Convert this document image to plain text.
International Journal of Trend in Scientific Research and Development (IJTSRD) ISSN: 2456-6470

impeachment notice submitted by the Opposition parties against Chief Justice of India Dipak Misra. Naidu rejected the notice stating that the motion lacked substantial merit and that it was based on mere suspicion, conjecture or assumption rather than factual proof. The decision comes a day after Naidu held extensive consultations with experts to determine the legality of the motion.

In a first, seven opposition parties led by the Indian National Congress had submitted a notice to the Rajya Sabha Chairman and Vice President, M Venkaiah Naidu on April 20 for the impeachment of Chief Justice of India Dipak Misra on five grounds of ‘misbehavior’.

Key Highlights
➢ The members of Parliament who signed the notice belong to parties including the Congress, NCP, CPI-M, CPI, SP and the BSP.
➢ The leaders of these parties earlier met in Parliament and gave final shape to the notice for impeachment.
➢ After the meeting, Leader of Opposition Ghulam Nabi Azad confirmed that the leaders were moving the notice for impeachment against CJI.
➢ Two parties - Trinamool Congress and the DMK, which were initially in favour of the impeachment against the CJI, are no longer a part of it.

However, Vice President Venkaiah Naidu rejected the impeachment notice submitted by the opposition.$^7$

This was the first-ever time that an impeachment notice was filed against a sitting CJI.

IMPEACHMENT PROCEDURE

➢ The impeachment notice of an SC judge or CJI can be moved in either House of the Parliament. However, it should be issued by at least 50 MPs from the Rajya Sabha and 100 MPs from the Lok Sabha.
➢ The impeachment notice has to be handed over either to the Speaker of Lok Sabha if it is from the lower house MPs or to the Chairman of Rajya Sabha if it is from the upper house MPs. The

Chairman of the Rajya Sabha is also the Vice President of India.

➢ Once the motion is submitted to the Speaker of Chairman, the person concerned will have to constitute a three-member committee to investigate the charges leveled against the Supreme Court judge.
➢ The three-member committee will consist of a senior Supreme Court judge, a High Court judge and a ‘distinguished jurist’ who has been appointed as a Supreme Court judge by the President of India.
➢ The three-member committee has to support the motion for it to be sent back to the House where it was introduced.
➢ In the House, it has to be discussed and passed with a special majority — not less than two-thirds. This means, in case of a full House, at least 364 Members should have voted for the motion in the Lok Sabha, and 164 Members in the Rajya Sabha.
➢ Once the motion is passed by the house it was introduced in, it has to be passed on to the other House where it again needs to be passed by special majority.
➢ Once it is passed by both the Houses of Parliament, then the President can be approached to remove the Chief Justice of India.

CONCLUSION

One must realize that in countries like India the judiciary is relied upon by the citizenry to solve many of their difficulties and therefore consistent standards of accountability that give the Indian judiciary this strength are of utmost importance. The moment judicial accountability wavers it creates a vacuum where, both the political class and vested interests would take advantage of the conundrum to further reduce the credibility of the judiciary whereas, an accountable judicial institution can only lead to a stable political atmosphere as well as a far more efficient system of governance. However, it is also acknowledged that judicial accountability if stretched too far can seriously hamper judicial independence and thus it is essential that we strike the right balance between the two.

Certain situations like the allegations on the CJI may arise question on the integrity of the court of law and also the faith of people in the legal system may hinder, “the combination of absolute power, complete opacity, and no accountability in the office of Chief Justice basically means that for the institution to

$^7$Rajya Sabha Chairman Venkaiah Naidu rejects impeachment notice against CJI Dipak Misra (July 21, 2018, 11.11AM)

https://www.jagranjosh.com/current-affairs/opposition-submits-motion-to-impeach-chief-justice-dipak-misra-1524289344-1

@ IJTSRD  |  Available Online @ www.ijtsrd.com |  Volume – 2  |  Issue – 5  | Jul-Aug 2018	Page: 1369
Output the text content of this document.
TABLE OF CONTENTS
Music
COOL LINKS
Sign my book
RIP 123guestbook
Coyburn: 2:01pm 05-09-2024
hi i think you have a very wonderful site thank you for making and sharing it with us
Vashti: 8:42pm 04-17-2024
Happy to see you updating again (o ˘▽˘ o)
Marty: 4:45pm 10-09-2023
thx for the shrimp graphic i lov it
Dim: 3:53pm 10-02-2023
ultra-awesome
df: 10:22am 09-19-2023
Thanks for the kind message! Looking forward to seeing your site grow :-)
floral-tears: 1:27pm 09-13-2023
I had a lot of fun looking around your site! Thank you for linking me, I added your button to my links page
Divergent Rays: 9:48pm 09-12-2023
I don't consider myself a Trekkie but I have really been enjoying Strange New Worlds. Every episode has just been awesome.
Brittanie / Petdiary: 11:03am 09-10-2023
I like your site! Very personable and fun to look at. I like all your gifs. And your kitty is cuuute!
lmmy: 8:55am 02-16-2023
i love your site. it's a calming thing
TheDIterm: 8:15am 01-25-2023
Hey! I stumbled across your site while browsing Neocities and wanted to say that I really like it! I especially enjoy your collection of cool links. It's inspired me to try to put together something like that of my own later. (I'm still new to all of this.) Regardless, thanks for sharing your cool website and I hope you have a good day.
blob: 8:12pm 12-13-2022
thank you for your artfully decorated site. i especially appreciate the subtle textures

::::

REQUIREMENTS: Print every record exactly as it was given.

THE REPLY:
Convert this document image to plain text.
International Journal of Trend in Scientific Research and Development (IJTSRD) ISSN: 2456-6470

impeachment notice submitted by the Opposition parties against Chief Justice of India Dipak Misra. Naidu rejected the notice stating that the motion lacked substantial merit and that it was based on mere suspicion, conjecture or assumption rather than factual proof. The decision comes a day after Naidu held extensive consultations with experts to determine the legality of the motion.

In a first, seven opposition parties led by the Indian National Congress had submitted a notice to the Rajya Sabha Chairman and Vice President, M Venkaiah Naidu on April 20 for the impeachment of Chief Justice of India Dipak Misra on five grounds of ‘misbehavior’.

Key Highlights
➢ The members of Parliament who signed the notice belong to parties including the Congress, NCP, CPI-M, CPI, SP and the BSP.
➢ The leaders of these parties earlier met in Parliament and gave final shape to the notice for impeachment.
➢ After the meeting, Leader of Opposition Ghulam Nabi Azad confirmed that the leaders were moving the notice for impeachment against CJI.
➢ Two parties - Trinamool Congress and the DMK, which were initially in favour of the impeachment against the CJI, are no longer a part of it.

However, Vice President Venkaiah Naidu rejected the impeachment notice submitted by the opposition.$^7$

This was the first-ever time that an impeachment notice was filed against a sitting CJI.

IMPEACHMENT PROCEDURE

➢ The impeachment notice of an SC judge or CJI can be moved in either House of the Parliament. However, it should be issued by at least 50 MPs from the Rajya Sabha and 100 MPs from the Lok Sabha.
➢ The impeachment notice has to be handed over either to the Speaker of Lok Sabha if it is from the lower house MPs or to the Chairman of Rajya Sabha if it is from the upper house MPs. The

Chairman of the Rajya Sabha is also the Vice President of India.

➢ Once the motion is submitted to the Speaker of Chairman, the person concerned will have to constitute a three-member committee to investigate the charges leveled against the Supreme Court judge.
➢ The three-member committee will consist of a senior Supreme Court judge, a High Court judge and a ‘distinguished jurist’ who has been appointed as a Supreme Court judge by the President of India.
➢ The three-member committee has to support the motion for it to be sent back to the House where it was introduced.
➢ In the House, it has to be discussed and passed with a special majority — not less than two-thirds. This means, in case of a full House, at least 364 Members should have voted for the motion in the Lok Sabha, and 164 Members in the Rajya Sabha.
➢ Once the motion is passed by the house it was introduced in, it has to be passed on to the other House where it again needs to be passed by special majority.
➢ Once it is passed by both the Houses of Parliament, then the President can be approached to remove the Chief Justice of India.

CONCLUSION

One must realize that in countries like India the judiciary is relied upon by the citizenry to solve many of their difficulties and therefore consistent standards of accountability that give the Indian judiciary this strength are of utmost importance. The moment judicial accountability wavers it creates a vacuum where, both the political class and vested interests would take advantage of the conundrum to further reduce the credibility of the judiciary whereas, an accountable judicial institution can only lead to a stable political atmosphere as well as a far more efficient system of governance. However, it is also acknowledged that judicial accountability if stretched too far can seriously hamper judicial independence and thus it is essential that we strike the right balance between the two.

Certain situations like the allegations on the CJI may arise question on the integrity of the court of law and also the faith of people in the legal system may hinder, “the combination of absolute power, complete opacity, and no accountability in the office of Chief Justice basically means that for the institution to

$^7$Rajya Sabha Chairman Venkaiah Naidu rejects impeachment notice against CJI Dipak Misra (July 21, 2018, 11.11AM)

https://www.jagranjosh.com/current-affairs/opposition-submits-motion-to-impeach-chief-justice-dipak-misra-1524289344-1

@ IJTSRD  |  Available Online @ www.ijtsrd.com |  Volume – 2  |  Issue – 5  | Jul-Aug 2018	Page: 1369
Output the text content of this document.
TABLE OF CONTENTS
Music
COOL LINKS
Sign my book
RIP 123guestbook
Coyburn: 2:01pm 05-09-2024
hi i think you have a very wonderful site thank you for making and sharing it with us
Vashti: 8:42pm 04-17-2024
Happy to see you updating again (o ˘▽˘ o)
Marty: 4:45pm 10-09-2023
thx for the shrimp graphic i lov it
Dim: 3:53pm 10-02-2023
ultra-awesome
df: 10:22am 09-19-2023
Thanks for the kind message! Looking forward to seeing your site grow :-)
floral-tears: 1:27pm 09-13-2023
I had a lot of fun looking around your site! Thank you for linking me, I added your button to my links page
Divergent Rays: 9:48pm 09-12-2023
I don't consider myself a Trekkie but I have really been enjoying Strange New Worlds. Every episode has just been awesome.
Brittanie / Petdiary: 11:03am 09-10-2023
I like your site! Very personable and fun to look at. I like all your gifs. And your kitty is cuuute!
lmmy: 8:55am 02-16-2023
i love your site. it's a calming thing
TheDIterm: 8:15am 01-25-2023
Hey! I stumbled across your site while browsing Neocities and wanted to say that I really like it! I especially enjoy your collection of cool links. It's inspired me to try to put together something like that of my own later. (I'm still new to all of this.) Regardless, thanks for sharing your cool website and I hope you have a good day.
blob: 8:12pm 12-13-2022
thank you for your artfully decorated site. i especially appreciate the subtle textures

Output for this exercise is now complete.